- [Written request]
Out of all the lines below, count those with the word "Finsko". Give the number only.

- [Extracted entries]
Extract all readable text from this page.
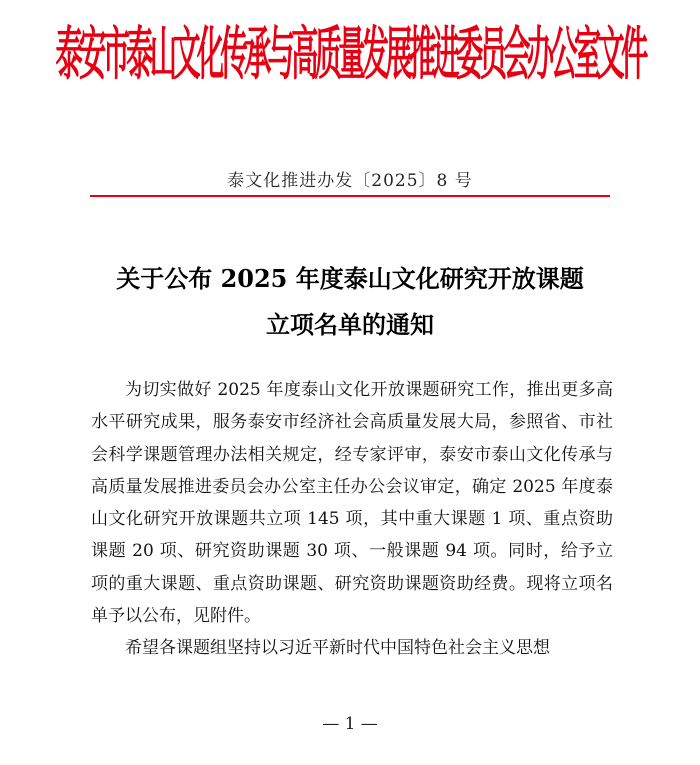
泰安市泰山文化传承与高质量发展推进委员会办公室文件
泰文化推进办发〔2025〕8 号
关于公布 2025 年度泰山文化研究开放课题
立项名单的通知

为切实做好 2025 年度泰山文化开放课题研究工作，推出更多高水平研究成果，服务泰安市经济社会高质量发展大局，参照省、市社会科学课题管理办法相关规定，经专家评审，泰安市泰山文化传承与高质量发展推进委员会办公室主任办公会议审定，确定 2025 年度泰山文化研究开放课题共立项 145 项，其中重大课题 1 项、重点资助课题 20 项、研究资助课题 30 项、一般课题 94 项。同时，给予立项的重大课题、重点资助课题、研究资助课题资助经费。现将立项名单予以公布，见附件。

希望各课题组坚持以习近平新时代中国特色社会主义思想

— 1 —
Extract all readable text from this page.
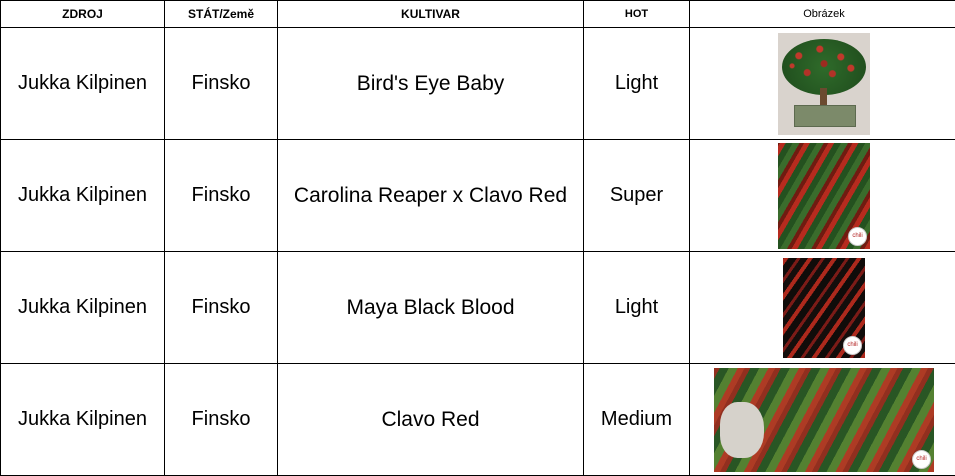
ZDROJ	STÁT/Země	KULTIVAR	HOT	Obrázek
Jukka Kilpinen	Finsko	Bird's Eye Baby	Light	

Jukka Kilpinen	Finsko	Carolina Reaper x Clavo Red	Super	chili

Jukka Kilpinen	Finsko	Maya Black Blood	Light	chili

Jukka Kilpinen	Finsko	Clavo Red	Medium	chili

- [Answer to the exercise]
4